- _Source data_
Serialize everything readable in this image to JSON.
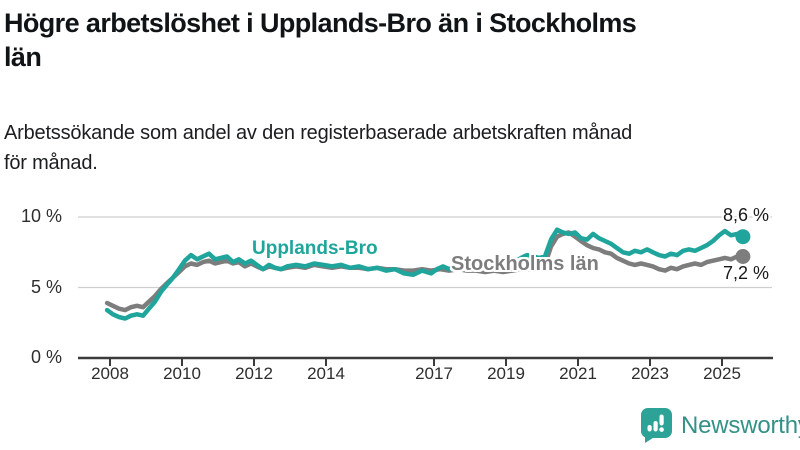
{
  "header": {
    "title_lines": [
      "Högre arbetslöshet i Upplands-Bro än i Stockholms",
      "län"
    ],
    "subtitle_lines": [
      "Arbetssökande som andel av den registerbaserade arbetskraften månad",
      "för månad."
    ]
  },
  "chart_data": {
    "type": "line",
    "title": "Högre arbetslöshet i Upplands-Bro än i Stockholms län",
    "subtitle": "Arbetssökande som andel av den registerbaserade arbetskraften månad för månad.",
    "xlabel": "",
    "ylabel": "",
    "unit": "% av registerbaserad arbetskraft",
    "ylim": [
      0,
      10
    ],
    "grid": "horizontal",
    "gridline_values": [
      5,
      10
    ],
    "yticks": [
      {
        "value": 0,
        "label": "0 %"
      },
      {
        "value": 5,
        "label": "5 %"
      },
      {
        "value": 10,
        "label": "10 %"
      }
    ],
    "xticks": [
      2008,
      2010,
      2012,
      2014,
      2017,
      2019,
      2021,
      2023,
      2025
    ],
    "legend_position": "inline-labels",
    "colors": {
      "axis": "#3b3b3b",
      "gridline": "#cfcfcf",
      "tick_text": "#2e2e2e"
    },
    "series": [
      {
        "name": "Upplands-Bro",
        "color": "#1fa59c",
        "end_label": "8,6 %",
        "end_value": 8.6,
        "points": [
          [
            2007.92,
            3.4
          ],
          [
            2008.08,
            3.1
          ],
          [
            2008.25,
            2.9
          ],
          [
            2008.42,
            2.8
          ],
          [
            2008.58,
            3.0
          ],
          [
            2008.75,
            3.1
          ],
          [
            2008.92,
            3.0
          ],
          [
            2009.08,
            3.5
          ],
          [
            2009.25,
            4.0
          ],
          [
            2009.42,
            4.7
          ],
          [
            2009.58,
            5.2
          ],
          [
            2009.75,
            5.7
          ],
          [
            2009.92,
            6.3
          ],
          [
            2010.08,
            6.9
          ],
          [
            2010.25,
            7.3
          ],
          [
            2010.42,
            7.0
          ],
          [
            2010.58,
            7.2
          ],
          [
            2010.75,
            7.4
          ],
          [
            2010.92,
            7.0
          ],
          [
            2011.08,
            7.1
          ],
          [
            2011.25,
            7.2
          ],
          [
            2011.42,
            6.8
          ],
          [
            2011.58,
            7.0
          ],
          [
            2011.75,
            6.7
          ],
          [
            2011.92,
            6.9
          ],
          [
            2012.08,
            6.6
          ],
          [
            2012.25,
            6.3
          ],
          [
            2012.42,
            6.6
          ],
          [
            2012.58,
            6.4
          ],
          [
            2012.75,
            6.3
          ],
          [
            2012.92,
            6.5
          ],
          [
            2013.17,
            6.6
          ],
          [
            2013.42,
            6.5
          ],
          [
            2013.67,
            6.7
          ],
          [
            2013.92,
            6.6
          ],
          [
            2014.17,
            6.5
          ],
          [
            2014.42,
            6.6
          ],
          [
            2014.67,
            6.4
          ],
          [
            2014.92,
            6.5
          ],
          [
            2015.17,
            6.3
          ],
          [
            2015.42,
            6.4
          ],
          [
            2015.67,
            6.2
          ],
          [
            2015.92,
            6.3
          ],
          [
            2016.17,
            6.0
          ],
          [
            2016.42,
            5.9
          ],
          [
            2016.67,
            6.2
          ],
          [
            2016.92,
            6.0
          ],
          [
            2017.08,
            6.3
          ],
          [
            2017.25,
            6.5
          ],
          [
            2017.42,
            6.3
          ],
          [
            2017.58,
            6.5
          ],
          [
            2017.75,
            6.4
          ],
          [
            2017.92,
            6.3
          ],
          [
            2018.17,
            6.5
          ],
          [
            2018.42,
            6.4
          ],
          [
            2018.67,
            6.6
          ],
          [
            2018.92,
            6.5
          ],
          [
            2019.17,
            6.7
          ],
          [
            2019.42,
            7.1
          ],
          [
            2019.58,
            7.3
          ],
          [
            2019.75,
            7.2
          ],
          [
            2019.92,
            7.1
          ],
          [
            2020.08,
            7.2
          ],
          [
            2020.25,
            8.4
          ],
          [
            2020.42,
            9.1
          ],
          [
            2020.58,
            8.9
          ],
          [
            2020.75,
            8.8
          ],
          [
            2020.92,
            8.9
          ],
          [
            2021.08,
            8.5
          ],
          [
            2021.25,
            8.4
          ],
          [
            2021.42,
            8.8
          ],
          [
            2021.58,
            8.5
          ],
          [
            2021.75,
            8.3
          ],
          [
            2021.92,
            8.1
          ],
          [
            2022.08,
            7.8
          ],
          [
            2022.25,
            7.5
          ],
          [
            2022.42,
            7.4
          ],
          [
            2022.58,
            7.6
          ],
          [
            2022.75,
            7.5
          ],
          [
            2022.92,
            7.7
          ],
          [
            2023.08,
            7.5
          ],
          [
            2023.25,
            7.3
          ],
          [
            2023.42,
            7.2
          ],
          [
            2023.58,
            7.4
          ],
          [
            2023.75,
            7.3
          ],
          [
            2023.92,
            7.6
          ],
          [
            2024.08,
            7.7
          ],
          [
            2024.25,
            7.6
          ],
          [
            2024.42,
            7.8
          ],
          [
            2024.58,
            8.0
          ],
          [
            2024.75,
            8.3
          ],
          [
            2024.92,
            8.7
          ],
          [
            2025.08,
            9.0
          ],
          [
            2025.25,
            8.7
          ],
          [
            2025.42,
            8.8
          ],
          [
            2025.58,
            8.6
          ]
        ]
      },
      {
        "name": "Stockholms län",
        "color": "#7d7d7d",
        "end_label": "7,2 %",
        "end_value": 7.2,
        "points": [
          [
            2007.92,
            3.9
          ],
          [
            2008.08,
            3.7
          ],
          [
            2008.25,
            3.5
          ],
          [
            2008.42,
            3.4
          ],
          [
            2008.58,
            3.6
          ],
          [
            2008.75,
            3.7
          ],
          [
            2008.92,
            3.6
          ],
          [
            2009.08,
            4.0
          ],
          [
            2009.25,
            4.4
          ],
          [
            2009.42,
            4.9
          ],
          [
            2009.58,
            5.3
          ],
          [
            2009.75,
            5.7
          ],
          [
            2009.92,
            6.1
          ],
          [
            2010.08,
            6.5
          ],
          [
            2010.25,
            6.7
          ],
          [
            2010.42,
            6.6
          ],
          [
            2010.58,
            6.8
          ],
          [
            2010.75,
            6.9
          ],
          [
            2010.92,
            6.7
          ],
          [
            2011.08,
            6.8
          ],
          [
            2011.25,
            6.9
          ],
          [
            2011.42,
            6.7
          ],
          [
            2011.58,
            6.8
          ],
          [
            2011.75,
            6.5
          ],
          [
            2011.92,
            6.7
          ],
          [
            2012.08,
            6.5
          ],
          [
            2012.25,
            6.3
          ],
          [
            2012.42,
            6.5
          ],
          [
            2012.58,
            6.4
          ],
          [
            2012.75,
            6.3
          ],
          [
            2012.92,
            6.4
          ],
          [
            2013.17,
            6.5
          ],
          [
            2013.42,
            6.4
          ],
          [
            2013.67,
            6.6
          ],
          [
            2013.92,
            6.5
          ],
          [
            2014.17,
            6.4
          ],
          [
            2014.42,
            6.5
          ],
          [
            2014.67,
            6.4
          ],
          [
            2014.92,
            6.4
          ],
          [
            2015.17,
            6.3
          ],
          [
            2015.42,
            6.4
          ],
          [
            2015.67,
            6.3
          ],
          [
            2015.92,
            6.3
          ],
          [
            2016.17,
            6.2
          ],
          [
            2016.42,
            6.2
          ],
          [
            2016.67,
            6.3
          ],
          [
            2016.92,
            6.2
          ],
          [
            2017.17,
            6.3
          ],
          [
            2017.42,
            6.2
          ],
          [
            2017.67,
            6.3
          ],
          [
            2017.92,
            6.2
          ],
          [
            2018.17,
            6.2
          ],
          [
            2018.42,
            6.1
          ],
          [
            2018.67,
            6.2
          ],
          [
            2018.92,
            6.1
          ],
          [
            2019.17,
            6.2
          ],
          [
            2019.42,
            6.3
          ],
          [
            2019.67,
            6.3
          ],
          [
            2019.92,
            6.4
          ],
          [
            2020.08,
            6.6
          ],
          [
            2020.25,
            7.9
          ],
          [
            2020.42,
            8.6
          ],
          [
            2020.58,
            8.8
          ],
          [
            2020.75,
            8.9
          ],
          [
            2020.92,
            8.6
          ],
          [
            2021.08,
            8.3
          ],
          [
            2021.25,
            8.0
          ],
          [
            2021.42,
            7.8
          ],
          [
            2021.58,
            7.7
          ],
          [
            2021.75,
            7.5
          ],
          [
            2021.92,
            7.4
          ],
          [
            2022.08,
            7.1
          ],
          [
            2022.25,
            6.9
          ],
          [
            2022.42,
            6.7
          ],
          [
            2022.58,
            6.6
          ],
          [
            2022.75,
            6.7
          ],
          [
            2022.92,
            6.6
          ],
          [
            2023.08,
            6.5
          ],
          [
            2023.25,
            6.3
          ],
          [
            2023.42,
            6.2
          ],
          [
            2023.58,
            6.4
          ],
          [
            2023.75,
            6.3
          ],
          [
            2023.92,
            6.5
          ],
          [
            2024.08,
            6.6
          ],
          [
            2024.25,
            6.7
          ],
          [
            2024.42,
            6.6
          ],
          [
            2024.58,
            6.8
          ],
          [
            2024.75,
            6.9
          ],
          [
            2024.92,
            7.0
          ],
          [
            2025.08,
            7.1
          ],
          [
            2025.25,
            7.0
          ],
          [
            2025.42,
            7.2
          ],
          [
            2025.58,
            7.2
          ]
        ]
      }
    ]
  },
  "footer": {
    "brand": "Newsworthy",
    "brand_color": "#339187",
    "icon_color": "#2ca396"
  }
}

- _Objective_
Each line that contains the string "andel" counts once; report how many such lines the entries have, giving only the number.

- _Result for this task_
2